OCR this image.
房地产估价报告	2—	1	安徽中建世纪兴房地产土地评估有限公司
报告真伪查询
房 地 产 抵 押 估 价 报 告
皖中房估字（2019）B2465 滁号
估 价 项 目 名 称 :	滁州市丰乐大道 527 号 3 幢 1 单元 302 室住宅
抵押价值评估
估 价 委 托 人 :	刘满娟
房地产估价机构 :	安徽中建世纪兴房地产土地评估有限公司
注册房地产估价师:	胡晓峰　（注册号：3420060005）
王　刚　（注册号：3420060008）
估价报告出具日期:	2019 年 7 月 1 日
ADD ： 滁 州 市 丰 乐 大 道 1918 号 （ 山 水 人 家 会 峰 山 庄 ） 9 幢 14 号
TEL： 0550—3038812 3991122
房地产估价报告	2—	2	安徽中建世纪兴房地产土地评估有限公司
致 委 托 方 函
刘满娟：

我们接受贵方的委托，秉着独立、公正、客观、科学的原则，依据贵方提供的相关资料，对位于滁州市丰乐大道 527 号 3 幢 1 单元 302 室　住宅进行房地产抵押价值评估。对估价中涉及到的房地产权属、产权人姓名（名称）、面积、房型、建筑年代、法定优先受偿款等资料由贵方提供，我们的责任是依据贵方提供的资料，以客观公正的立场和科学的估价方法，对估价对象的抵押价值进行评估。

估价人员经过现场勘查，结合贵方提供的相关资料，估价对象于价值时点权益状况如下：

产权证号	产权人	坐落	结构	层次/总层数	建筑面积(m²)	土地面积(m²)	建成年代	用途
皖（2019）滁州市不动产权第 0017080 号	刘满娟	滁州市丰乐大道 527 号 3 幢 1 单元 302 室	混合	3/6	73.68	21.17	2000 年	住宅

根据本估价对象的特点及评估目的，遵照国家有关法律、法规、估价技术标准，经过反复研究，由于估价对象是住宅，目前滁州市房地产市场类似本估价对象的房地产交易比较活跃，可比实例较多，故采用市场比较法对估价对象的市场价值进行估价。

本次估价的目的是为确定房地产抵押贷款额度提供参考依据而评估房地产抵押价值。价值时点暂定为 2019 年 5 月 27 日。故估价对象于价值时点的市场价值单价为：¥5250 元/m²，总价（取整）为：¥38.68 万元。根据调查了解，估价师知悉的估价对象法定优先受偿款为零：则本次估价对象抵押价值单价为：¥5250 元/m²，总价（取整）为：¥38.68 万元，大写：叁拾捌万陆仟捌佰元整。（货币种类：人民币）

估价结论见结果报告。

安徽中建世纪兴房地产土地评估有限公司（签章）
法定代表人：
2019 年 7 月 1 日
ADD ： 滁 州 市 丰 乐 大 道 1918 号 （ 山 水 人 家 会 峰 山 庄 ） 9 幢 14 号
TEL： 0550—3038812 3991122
++++
Using the entries above, return each line that includes the word "房地产估价报告".

• ANSWER IN FULL
房地产估价报告	2—	1	安徽中建世纪兴房地产土地评估有限公司
房地产估价报告	2—	2	安徽中建世纪兴房地产土地评估有限公司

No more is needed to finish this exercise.